┌──

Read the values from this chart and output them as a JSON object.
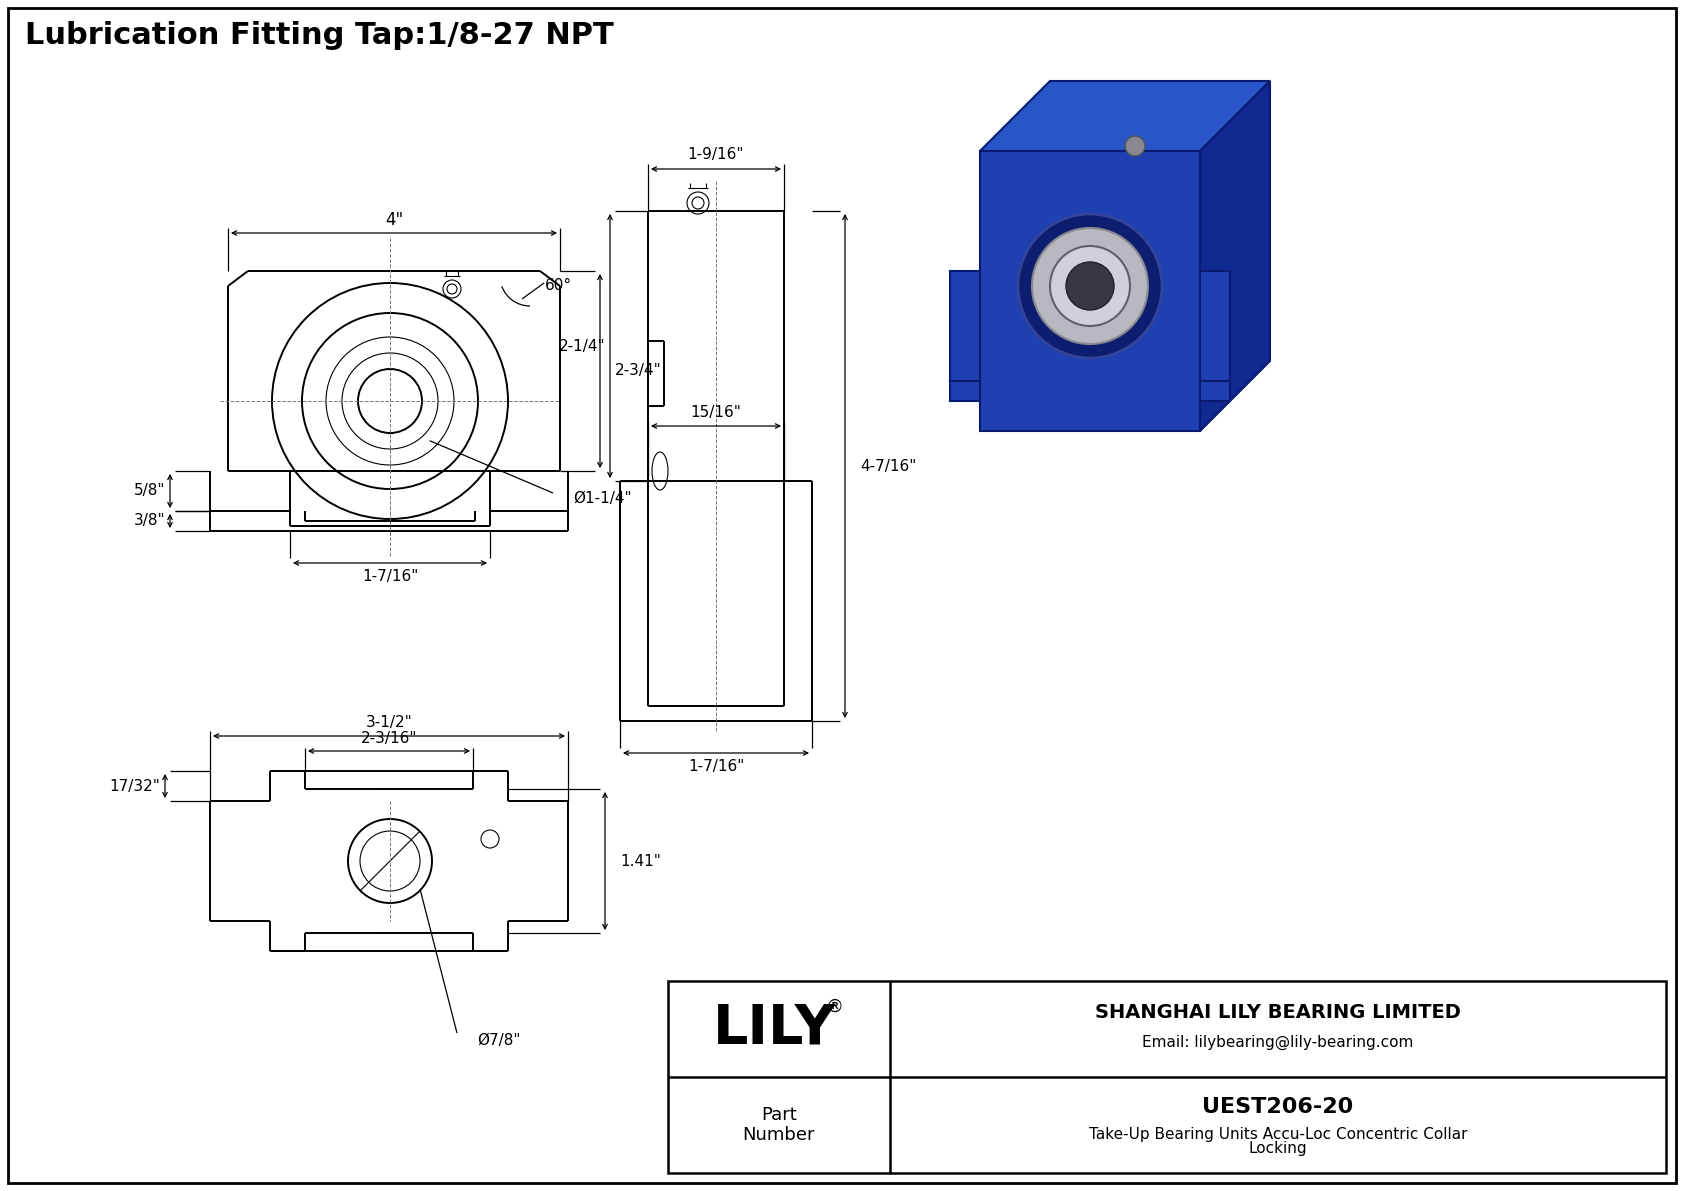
{
  "title": "Lubrication Fitting Tap:1/8-27 NPT",
  "bg_color": "#ffffff",
  "line_color": "#000000",
  "company_name": "SHANGHAI LILY BEARING LIMITED",
  "company_email": "Email: lilybearing@lily-bearing.com",
  "part_number": "UEST206-20",
  "part_desc_line1": "Take-Up Bearing Units Accu-Loc Concentric Collar",
  "part_desc_line2": "Locking",
  "dim_4in": "4\"",
  "dim_60deg": "60°",
  "dim_5_8": "5/8\"",
  "dim_2_3_4": "2-3/4\"",
  "dim_1_7_16_front": "1-7/16\"",
  "dim_phi_1_1_4": "Ø1-1/4\"",
  "dim_3_8": "3/8\"",
  "dim_3_1_2": "3-1/2\"",
  "dim_2_3_16": "2-3/16\"",
  "dim_1_41": "1.41\"",
  "dim_phi_7_8": "Ø7/8\"",
  "dim_17_32": "17/32\"",
  "dim_1_9_16": "1-9/16\"",
  "dim_2_1_4": "2-1/4\"",
  "dim_4_7_16": "4-7/16\"",
  "dim_15_16": "15/16\"",
  "dim_1_7_16_side": "1-7/16\""
}
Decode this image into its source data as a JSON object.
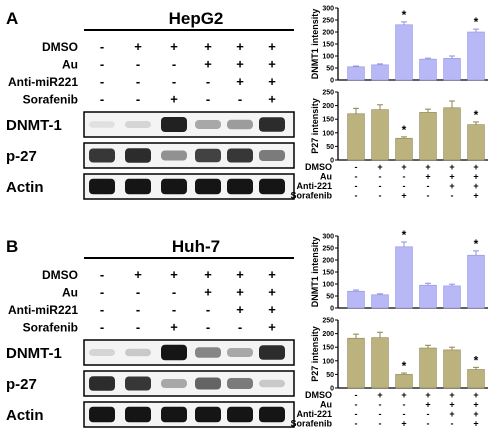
{
  "colors": {
    "dnmt_bar": "#b8b8f6",
    "dnmt_edge": "#8f8fe0",
    "p27_bar": "#bcb27e",
    "p27_edge": "#8d8450",
    "band": "#111111",
    "lane_bg": "#f4f4f4"
  },
  "panels": [
    {
      "letter": "A",
      "cell_line": "HepG2",
      "treatments": [
        {
          "label": "DMSO",
          "signs": [
            "-",
            "+",
            "+",
            "+",
            "+",
            "+"
          ]
        },
        {
          "label": "Au",
          "signs": [
            "-",
            "-",
            "-",
            "+",
            "+",
            "+"
          ]
        },
        {
          "label": "Anti-miR221",
          "signs": [
            "-",
            "-",
            "-",
            "-",
            "+",
            "+"
          ]
        },
        {
          "label": "Sorafenib",
          "signs": [
            "-",
            "-",
            "+",
            "-",
            "-",
            "+"
          ]
        }
      ],
      "blots": [
        {
          "label": "DNMT-1",
          "intensity": [
            0.05,
            0.1,
            0.9,
            0.3,
            0.35,
            0.85
          ]
        },
        {
          "label": "p-27",
          "intensity": [
            0.8,
            0.85,
            0.4,
            0.75,
            0.8,
            0.5
          ]
        },
        {
          "label": "Actin",
          "intensity": [
            0.95,
            0.95,
            0.95,
            0.95,
            0.95,
            0.95
          ]
        }
      ],
      "chart_data": [
        {
          "type": "bar",
          "ylabel": "DNMT1 intensity",
          "ylim": [
            0,
            300
          ],
          "yticks": [
            "0",
            "50",
            "100",
            "150",
            "200",
            "250",
            "300"
          ],
          "values": [
            55,
            63,
            230,
            87,
            90,
            200
          ],
          "errors": [
            3,
            4,
            12,
            4,
            10,
            12
          ],
          "significant": [
            false,
            false,
            true,
            false,
            false,
            true
          ],
          "sig_marker": "*"
        },
        {
          "type": "bar",
          "ylabel": "P27 intensity",
          "ylim": [
            0,
            250
          ],
          "yticks": [
            "0",
            "50",
            "100",
            "150",
            "200",
            "250"
          ],
          "values": [
            170,
            185,
            80,
            175,
            192,
            130
          ],
          "errors": [
            20,
            18,
            5,
            12,
            25,
            10
          ],
          "significant": [
            false,
            false,
            true,
            false,
            false,
            true
          ],
          "sig_marker": "*",
          "treatments": [
            {
              "label": "DMSO",
              "signs": [
                "-",
                "+",
                "+",
                "+",
                "+",
                "+"
              ]
            },
            {
              "label": "Au",
              "signs": [
                "-",
                "-",
                "-",
                "+",
                "+",
                "+"
              ]
            },
            {
              "label": "Anti-221",
              "signs": [
                "-",
                "-",
                "-",
                "-",
                "+",
                "+"
              ]
            },
            {
              "label": "Sorafenib",
              "signs": [
                "-",
                "-",
                "+",
                "-",
                "-",
                "+"
              ]
            }
          ]
        }
      ]
    },
    {
      "letter": "B",
      "cell_line": "Huh-7",
      "treatments": [
        {
          "label": "DMSO",
          "signs": [
            "-",
            "+",
            "+",
            "+",
            "+",
            "+"
          ]
        },
        {
          "label": "Au",
          "signs": [
            "-",
            "-",
            "-",
            "+",
            "+",
            "+"
          ]
        },
        {
          "label": "Anti-miR221",
          "signs": [
            "-",
            "-",
            "-",
            "-",
            "+",
            "+"
          ]
        },
        {
          "label": "Sorafenib",
          "signs": [
            "-",
            "-",
            "+",
            "-",
            "-",
            "+"
          ]
        }
      ],
      "blots": [
        {
          "label": "DNMT-1",
          "intensity": [
            0.1,
            0.15,
            0.95,
            0.45,
            0.3,
            0.85
          ]
        },
        {
          "label": "p-27",
          "intensity": [
            0.85,
            0.8,
            0.3,
            0.6,
            0.5,
            0.15
          ]
        },
        {
          "label": "Actin",
          "intensity": [
            0.95,
            0.95,
            0.95,
            0.95,
            0.95,
            0.95
          ]
        }
      ],
      "chart_data": [
        {
          "type": "bar",
          "ylabel": "DNMT1 intensity",
          "ylim": [
            0,
            300
          ],
          "yticks": [
            "0",
            "50",
            "100",
            "150",
            "200",
            "250",
            "300"
          ],
          "values": [
            70,
            55,
            255,
            95,
            92,
            220
          ],
          "errors": [
            5,
            4,
            20,
            8,
            7,
            18
          ],
          "significant": [
            false,
            false,
            true,
            false,
            false,
            true
          ],
          "sig_marker": "*"
        },
        {
          "type": "bar",
          "ylabel": "P27 intensity",
          "ylim": [
            0,
            250
          ],
          "yticks": [
            "0",
            "50",
            "100",
            "150",
            "200",
            "250"
          ],
          "values": [
            183,
            185,
            50,
            147,
            140,
            68
          ],
          "errors": [
            15,
            20,
            5,
            10,
            10,
            8
          ],
          "significant": [
            false,
            false,
            true,
            false,
            false,
            true
          ],
          "sig_marker": "*",
          "treatments": [
            {
              "label": "DMSO",
              "signs": [
                "-",
                "+",
                "+",
                "+",
                "+",
                "+"
              ]
            },
            {
              "label": "Au",
              "signs": [
                "-",
                "-",
                "-",
                "+",
                "+",
                "+"
              ]
            },
            {
              "label": "Anti-221",
              "signs": [
                "-",
                "-",
                "-",
                "-",
                "+",
                "+"
              ]
            },
            {
              "label": "Sorafenib",
              "signs": [
                "-",
                "-",
                "+",
                "-",
                "-",
                "+"
              ]
            }
          ]
        }
      ]
    }
  ]
}
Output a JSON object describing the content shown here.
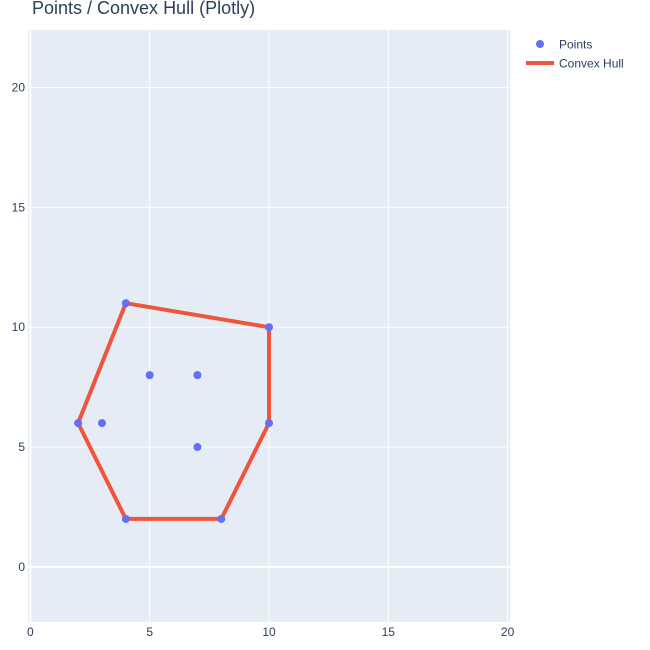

└──

• WHAT YOU WILL DO: Transcribe the whole listing, character for character, but not its images.

• EXERCISE RESPONSE:
Read the values from this chart and output them as a JSON object.
{
  "title": "Lubrication Fitting Tap:1/8-27 NPT",
  "bg_color": "#ffffff",
  "line_color": "#000000",
  "company_name": "SHANGHAI LILY BEARING LIMITED",
  "company_email": "Email: lilybearing@lily-bearing.com",
  "part_number": "UEST206-20",
  "part_desc_line1": "Take-Up Bearing Units Accu-Loc Concentric Collar",
  "part_desc_line2": "Locking",
  "dim_4in": "4\"",
  "dim_60deg": "60°",
  "dim_5_8": "5/8\"",
  "dim_2_3_4": "2-3/4\"",
  "dim_1_7_16_front": "1-7/16\"",
  "dim_phi_1_1_4": "Ø1-1/4\"",
  "dim_3_8": "3/8\"",
  "dim_3_1_2": "3-1/2\"",
  "dim_2_3_16": "2-3/16\"",
  "dim_1_41": "1.41\"",
  "dim_phi_7_8": "Ø7/8\"",
  "dim_17_32": "17/32\"",
  "dim_1_9_16": "1-9/16\"",
  "dim_2_1_4": "2-1/4\"",
  "dim_4_7_16": "4-7/16\"",
  "dim_15_16": "15/16\"",
  "dim_1_7_16_side": "1-7/16\""
}
Decode this image into its source data as a JSON object.
{
  "colors": {
    "dnmt_bar": "#b8b8f6",
    "dnmt_edge": "#8f8fe0",
    "p27_bar": "#bcb27e",
    "p27_edge": "#8d8450",
    "band": "#111111",
    "lane_bg": "#f4f4f4"
  },
  "panels": [
    {
      "letter": "A",
      "cell_line": "HepG2",
      "treatments": [
        {
          "label": "DMSO",
          "signs": [
            "-",
            "+",
            "+",
            "+",
            "+",
            "+"
          ]
        },
        {
          "label": "Au",
          "signs": [
            "-",
            "-",
            "-",
            "+",
            "+",
            "+"
          ]
        },
        {
          "label": "Anti-miR221",
          "signs": [
            "-",
            "-",
            "-",
            "-",
            "+",
            "+"
          ]
        },
        {
          "label": "Sorafenib",
          "signs": [
            "-",
            "-",
            "+",
            "-",
            "-",
            "+"
          ]
        }
      ],
      "blots": [
        {
          "label": "DNMT-1",
          "intensity": [
            0.05,
            0.1,
            0.9,
            0.3,
            0.35,
            0.85
          ]
        },
        {
          "label": "p-27",
          "intensity": [
            0.8,
            0.85,
            0.4,
            0.75,
            0.8,
            0.5
          ]
        },
        {
          "label": "Actin",
          "intensity": [
            0.95,
            0.95,
            0.95,
            0.95,
            0.95,
            0.95
          ]
        }
      ],
      "chart_data": [
        {
          "type": "bar",
          "ylabel": "DNMT1 intensity",
          "ylim": [
            0,
            300
          ],
          "yticks": [
            "0",
            "50",
            "100",
            "150",
            "200",
            "250",
            "300"
          ],
          "values": [
            55,
            63,
            230,
            87,
            90,
            200
          ],
          "errors": [
            3,
            4,
            12,
            4,
            10,
            12
          ],
          "significant": [
            false,
            false,
            true,
            false,
            false,
            true
          ],
          "sig_marker": "*"
        },
        {
          "type": "bar",
          "ylabel": "P27 intensity",
          "ylim": [
            0,
            250
          ],
          "yticks": [
            "0",
            "50",
            "100",
            "150",
            "200",
            "250"
          ],
          "values": [
            170,
            185,
            80,
            175,
            192,
            130
          ],
          "errors": [
            20,
            18,
            5,
            12,
            25,
            10
          ],
          "significant": [
            false,
            false,
            true,
            false,
            false,
            true
          ],
          "sig_marker": "*",
          "treatments": [
            {
              "label": "DMSO",
              "signs": [
                "-",
                "+",
                "+",
                "+",
                "+",
                "+"
              ]
            },
            {
              "label": "Au",
              "signs": [
                "-",
                "-",
                "-",
                "+",
                "+",
                "+"
              ]
            },
            {
              "label": "Anti-221",
              "signs": [
                "-",
                "-",
                "-",
                "-",
                "+",
                "+"
              ]
            },
            {
              "label": "Sorafenib",
              "signs": [
                "-",
                "-",
                "+",
                "-",
                "-",
                "+"
              ]
            }
          ]
        }
      ]
    },
    {
      "letter": "B",
      "cell_line": "Huh-7",
      "treatments": [
        {
          "label": "DMSO",
          "signs": [
            "-",
            "+",
            "+",
            "+",
            "+",
            "+"
          ]
        },
        {
          "label": "Au",
          "signs": [
            "-",
            "-",
            "-",
            "+",
            "+",
            "+"
          ]
        },
        {
          "label": "Anti-miR221",
          "signs": [
            "-",
            "-",
            "-",
            "-",
            "+",
            "+"
          ]
        },
        {
          "label": "Sorafenib",
          "signs": [
            "-",
            "-",
            "+",
            "-",
            "-",
            "+"
          ]
        }
      ],
      "blots": [
        {
          "label": "DNMT-1",
          "intensity": [
            0.1,
            0.15,
            0.95,
            0.45,
            0.3,
            0.85
          ]
        },
        {
          "label": "p-27",
          "intensity": [
            0.85,
            0.8,
            0.3,
            0.6,
            0.5,
            0.15
          ]
        },
        {
          "label": "Actin",
          "intensity": [
            0.95,
            0.95,
            0.95,
            0.95,
            0.95,
            0.95
          ]
        }
      ],
      "chart_data": [
        {
          "type": "bar",
          "ylabel": "DNMT1 intensity",
          "ylim": [
            0,
            300
          ],
          "yticks": [
            "0",
            "50",
            "100",
            "150",
            "200",
            "250",
            "300"
          ],
          "values": [
            70,
            55,
            255,
            95,
            92,
            220
          ],
          "errors": [
            5,
            4,
            20,
            8,
            7,
            18
          ],
          "significant": [
            false,
            false,
            true,
            false,
            false,
            true
          ],
          "sig_marker": "*"
        },
        {
          "type": "bar",
          "ylabel": "P27 intensity",
          "ylim": [
            0,
            250
          ],
          "yticks": [
            "0",
            "50",
            "100",
            "150",
            "200",
            "250"
          ],
          "values": [
            183,
            185,
            50,
            147,
            140,
            68
          ],
          "errors": [
            15,
            20,
            5,
            10,
            10,
            8
          ],
          "significant": [
            false,
            false,
            true,
            false,
            false,
            true
          ],
          "sig_marker": "*",
          "treatments": [
            {
              "label": "DMSO",
              "signs": [
                "-",
                "+",
                "+",
                "+",
                "+",
                "+"
              ]
            },
            {
              "label": "Au",
              "signs": [
                "-",
                "-",
                "-",
                "+",
                "+",
                "+"
              ]
            },
            {
              "label": "Anti-221",
              "signs": [
                "-",
                "-",
                "-",
                "-",
                "+",
                "+"
              ]
            },
            {
              "label": "Sorafenib",
              "signs": [
                "-",
                "-",
                "+",
                "-",
                "-",
                "+"
              ]
            }
          ]
        }
      ]
    }
  ]
}
Output a JSON object describing the content shown here.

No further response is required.